═════ GIVEN DATA ═════

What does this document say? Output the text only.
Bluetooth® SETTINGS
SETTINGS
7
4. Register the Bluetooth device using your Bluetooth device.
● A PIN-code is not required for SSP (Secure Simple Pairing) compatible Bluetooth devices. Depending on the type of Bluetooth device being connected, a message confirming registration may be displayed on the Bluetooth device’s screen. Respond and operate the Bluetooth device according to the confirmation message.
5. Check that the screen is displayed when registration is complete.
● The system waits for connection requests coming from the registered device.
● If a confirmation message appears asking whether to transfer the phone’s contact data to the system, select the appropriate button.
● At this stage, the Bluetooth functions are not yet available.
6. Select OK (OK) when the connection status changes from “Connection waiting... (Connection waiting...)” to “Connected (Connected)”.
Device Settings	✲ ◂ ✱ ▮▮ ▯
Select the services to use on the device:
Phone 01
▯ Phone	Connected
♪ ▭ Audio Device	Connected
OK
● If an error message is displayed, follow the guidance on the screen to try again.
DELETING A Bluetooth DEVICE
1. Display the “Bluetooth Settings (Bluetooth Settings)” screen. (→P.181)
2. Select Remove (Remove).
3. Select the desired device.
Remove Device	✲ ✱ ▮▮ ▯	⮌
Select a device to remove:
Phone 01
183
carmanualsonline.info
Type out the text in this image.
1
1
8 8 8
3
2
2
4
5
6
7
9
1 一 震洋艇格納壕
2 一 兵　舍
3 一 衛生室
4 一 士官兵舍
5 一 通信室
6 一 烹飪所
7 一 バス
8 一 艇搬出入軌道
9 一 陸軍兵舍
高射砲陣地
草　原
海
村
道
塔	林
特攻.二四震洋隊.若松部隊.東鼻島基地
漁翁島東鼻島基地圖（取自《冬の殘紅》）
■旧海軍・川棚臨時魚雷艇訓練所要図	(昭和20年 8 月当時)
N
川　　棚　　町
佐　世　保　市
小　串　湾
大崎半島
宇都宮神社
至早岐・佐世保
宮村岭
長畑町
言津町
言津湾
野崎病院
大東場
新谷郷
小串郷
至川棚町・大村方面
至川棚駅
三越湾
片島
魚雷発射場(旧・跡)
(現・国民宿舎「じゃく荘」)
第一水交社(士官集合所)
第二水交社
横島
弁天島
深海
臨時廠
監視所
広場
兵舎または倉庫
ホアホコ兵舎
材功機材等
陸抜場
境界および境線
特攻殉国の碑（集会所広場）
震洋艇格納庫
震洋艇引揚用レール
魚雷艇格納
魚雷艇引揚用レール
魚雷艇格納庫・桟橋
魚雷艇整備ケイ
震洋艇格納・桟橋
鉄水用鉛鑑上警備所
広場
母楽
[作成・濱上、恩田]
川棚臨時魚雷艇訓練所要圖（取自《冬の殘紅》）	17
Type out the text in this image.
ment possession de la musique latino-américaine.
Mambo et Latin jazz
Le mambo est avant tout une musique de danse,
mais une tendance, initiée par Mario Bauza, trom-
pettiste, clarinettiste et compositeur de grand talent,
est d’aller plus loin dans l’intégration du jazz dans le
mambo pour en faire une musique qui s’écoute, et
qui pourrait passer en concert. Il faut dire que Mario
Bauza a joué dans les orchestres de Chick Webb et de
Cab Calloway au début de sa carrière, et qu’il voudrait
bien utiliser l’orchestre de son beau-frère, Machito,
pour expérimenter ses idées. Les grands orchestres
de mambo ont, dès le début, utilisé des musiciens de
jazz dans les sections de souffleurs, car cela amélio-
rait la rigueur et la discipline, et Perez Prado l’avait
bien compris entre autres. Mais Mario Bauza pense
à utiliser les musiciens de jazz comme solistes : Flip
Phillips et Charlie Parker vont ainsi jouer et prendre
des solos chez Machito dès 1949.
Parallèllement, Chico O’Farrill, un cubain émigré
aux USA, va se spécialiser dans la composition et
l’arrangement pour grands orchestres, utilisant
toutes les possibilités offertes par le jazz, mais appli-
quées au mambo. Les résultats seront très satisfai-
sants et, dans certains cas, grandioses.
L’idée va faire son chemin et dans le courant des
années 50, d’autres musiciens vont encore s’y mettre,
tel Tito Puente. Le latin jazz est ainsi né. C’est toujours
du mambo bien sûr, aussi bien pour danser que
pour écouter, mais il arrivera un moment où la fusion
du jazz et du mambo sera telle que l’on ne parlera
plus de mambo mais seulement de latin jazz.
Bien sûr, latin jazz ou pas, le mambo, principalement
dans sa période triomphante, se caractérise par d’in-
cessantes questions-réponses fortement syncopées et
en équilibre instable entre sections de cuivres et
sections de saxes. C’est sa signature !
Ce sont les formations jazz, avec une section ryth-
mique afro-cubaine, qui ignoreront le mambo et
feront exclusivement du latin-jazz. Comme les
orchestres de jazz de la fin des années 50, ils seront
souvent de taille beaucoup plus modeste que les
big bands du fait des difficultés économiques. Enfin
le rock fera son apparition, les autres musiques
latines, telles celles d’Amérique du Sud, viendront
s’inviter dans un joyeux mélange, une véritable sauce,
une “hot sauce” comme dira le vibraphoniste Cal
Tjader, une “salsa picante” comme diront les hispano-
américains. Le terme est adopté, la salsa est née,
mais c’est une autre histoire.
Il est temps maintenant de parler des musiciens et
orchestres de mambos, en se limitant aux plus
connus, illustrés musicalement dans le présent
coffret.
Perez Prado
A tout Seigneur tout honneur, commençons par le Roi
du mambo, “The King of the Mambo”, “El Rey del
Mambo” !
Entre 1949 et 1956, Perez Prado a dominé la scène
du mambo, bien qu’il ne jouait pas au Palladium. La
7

═════

REQUIREMENT: Identify each line in the records above that contains the word "confirmation", and copy it out in full.

ANSWER:
● A PIN-code is not required for SSP (Secure Simple Pairing) compatible Bluetooth devices. Depending on the type of Bluetooth device being connected, a message confirming registration may be displayed on the Bluetooth device’s screen. Respond and operate the Bluetooth device according to the confirmation message.
● If a confirmation message appears asking whether to transfer the phone’s contact data to the system, select the appropriate button.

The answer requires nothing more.